■ OBJECTIVE
Omit all pictures and give the records below again exactly as written.

[Collected data entries]

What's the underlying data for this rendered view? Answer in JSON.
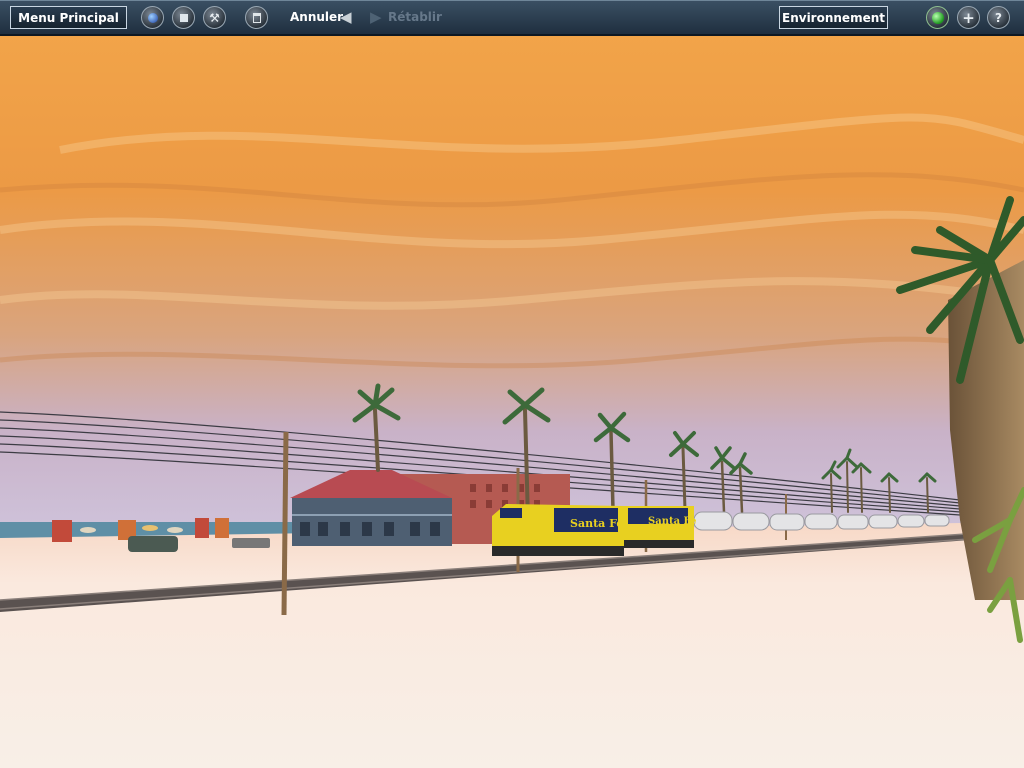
{
  "toolbar": {
    "main_menu": "Menu Principal",
    "undo": "Annuler",
    "redo": "Rétablir",
    "environment": "Environnement"
  },
  "scene": {
    "locomotive_lettering": "Santa Fe"
  },
  "colors": {
    "toolbar_bg": "#2a3d50",
    "sky_top": "#f0a040",
    "sky_bottom": "#d8c8e0",
    "sand": "#f7ece2",
    "locomotive_yellow": "#e8d020",
    "locomotive_blue": "#1e2e63",
    "status_green": "#22aa22"
  },
  "icons": [
    "camera-icon",
    "stop-icon",
    "tool-icon",
    "trash-icon",
    "undo-arrow-icon",
    "redo-arrow-icon",
    "green-light-icon",
    "plus-icon",
    "help-icon"
  ]
}
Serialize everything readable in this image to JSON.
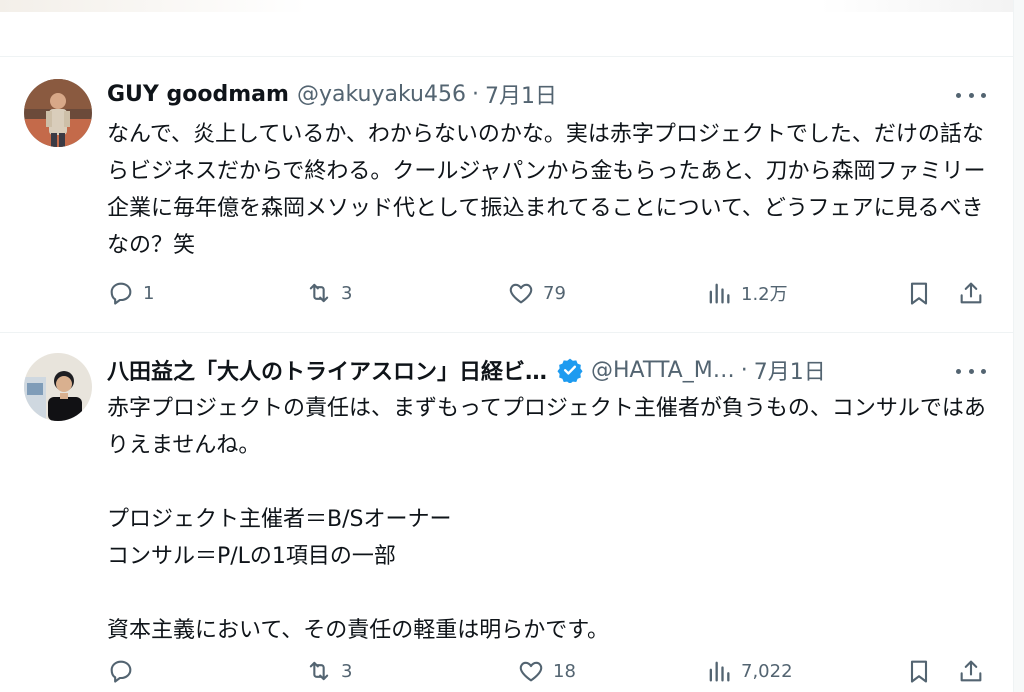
{
  "tweets": [
    {
      "name": "GUY goodmam",
      "handle": "@yakuyaku456",
      "date": "7月1日",
      "text": "なんで、炎上しているか、わからないのかな。実は赤字プロジェクトでした、だけの話ならビジネスだからで終わる。クールジャパンから金もらったあと、刀から森岡ファミリー企業に毎年億を森岡メソッド代として振込まれてることについて、どうフェアに見るべきなの？笑",
      "replies": "1",
      "reposts": "3",
      "likes": "79",
      "views": "1.2万",
      "verified": false
    },
    {
      "name": "八田益之「大人のトライアスロン」日経ビ…",
      "handle": "@HATTA_M…",
      "date": "7月1日",
      "text": "赤字プロジェクトの責任は、まずもってプロジェクト主催者が負うもの、コンサルではありえませんね。\n\nプロジェクト主催者＝B/Sオーナー\nコンサル＝P/Lの1項目の一部\n\n資本主義において、その責任の軽重は明らかです。",
      "replies": "",
      "reposts": "3",
      "likes": "18",
      "views": "7,022",
      "verified": true,
      "verified_color": "#1d9bf0"
    }
  ],
  "icons": {
    "more": "more-dots-icon",
    "reply": "reply-icon",
    "repost": "repost-icon",
    "like": "heart-icon",
    "views": "views-icon",
    "bookmark": "bookmark-icon",
    "share": "share-icon",
    "verified": "verified-badge-icon"
  }
}
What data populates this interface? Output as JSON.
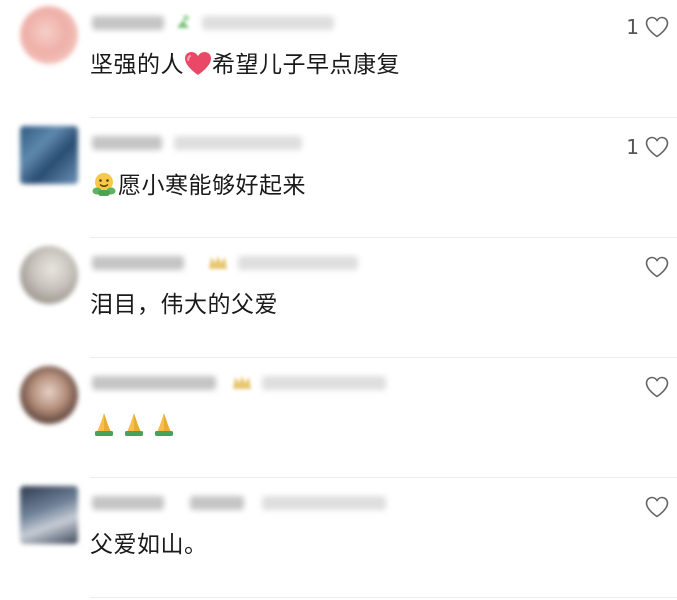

■ WORKED SOLUTION
What's the underlying data for this rendered view? Answer in JSON.
{
  "toolbar": {
    "main_menu": "Menu Principal",
    "undo": "Annuler",
    "redo": "Rétablir",
    "environment": "Environnement"
  },
  "scene": {
    "locomotive_lettering": "Santa Fe"
  },
  "colors": {
    "toolbar_bg": "#2a3d50",
    "sky_top": "#f0a040",
    "sky_bottom": "#d8c8e0",
    "sand": "#f7ece2",
    "locomotive_yellow": "#e8d020",
    "locomotive_blue": "#1e2e63",
    "status_green": "#22aa22"
  },
  "icons": [
    "camera-icon",
    "stop-icon",
    "tool-icon",
    "trash-icon",
    "undo-arrow-icon",
    "redo-arrow-icon",
    "green-light-icon",
    "plus-icon",
    "help-icon"
  ]
}
Serialize everything readable in this image to JSON.
{
  "tweets": [
    {
      "name": "GUY goodmam",
      "handle": "@yakuyaku456",
      "date": "7月1日",
      "text": "なんで、炎上しているか、わからないのかな。実は赤字プロジェクトでした、だけの話ならビジネスだからで終わる。クールジャパンから金もらったあと、刀から森岡ファミリー企業に毎年億を森岡メソッド代として振込まれてることについて、どうフェアに見るべきなの？笑",
      "replies": "1",
      "reposts": "3",
      "likes": "79",
      "views": "1.2万",
      "verified": false
    },
    {
      "name": "八田益之「大人のトライアスロン」日経ビ…",
      "handle": "@HATTA_M…",
      "date": "7月1日",
      "text": "赤字プロジェクトの責任は、まずもってプロジェクト主催者が負うもの、コンサルではありえませんね。\n\nプロジェクト主催者＝B/Sオーナー\nコンサル＝P/Lの1項目の一部\n\n資本主義において、その責任の軽重は明らかです。",
      "replies": "",
      "reposts": "3",
      "likes": "18",
      "views": "7,022",
      "verified": true,
      "verified_color": "#1d9bf0"
    }
  ],
  "icons": {
    "more": "more-dots-icon",
    "reply": "reply-icon",
    "repost": "repost-icon",
    "like": "heart-icon",
    "views": "views-icon",
    "bookmark": "bookmark-icon",
    "share": "share-icon",
    "verified": "verified-badge-icon"
  }
}
What data populates this interface? Output as JSON.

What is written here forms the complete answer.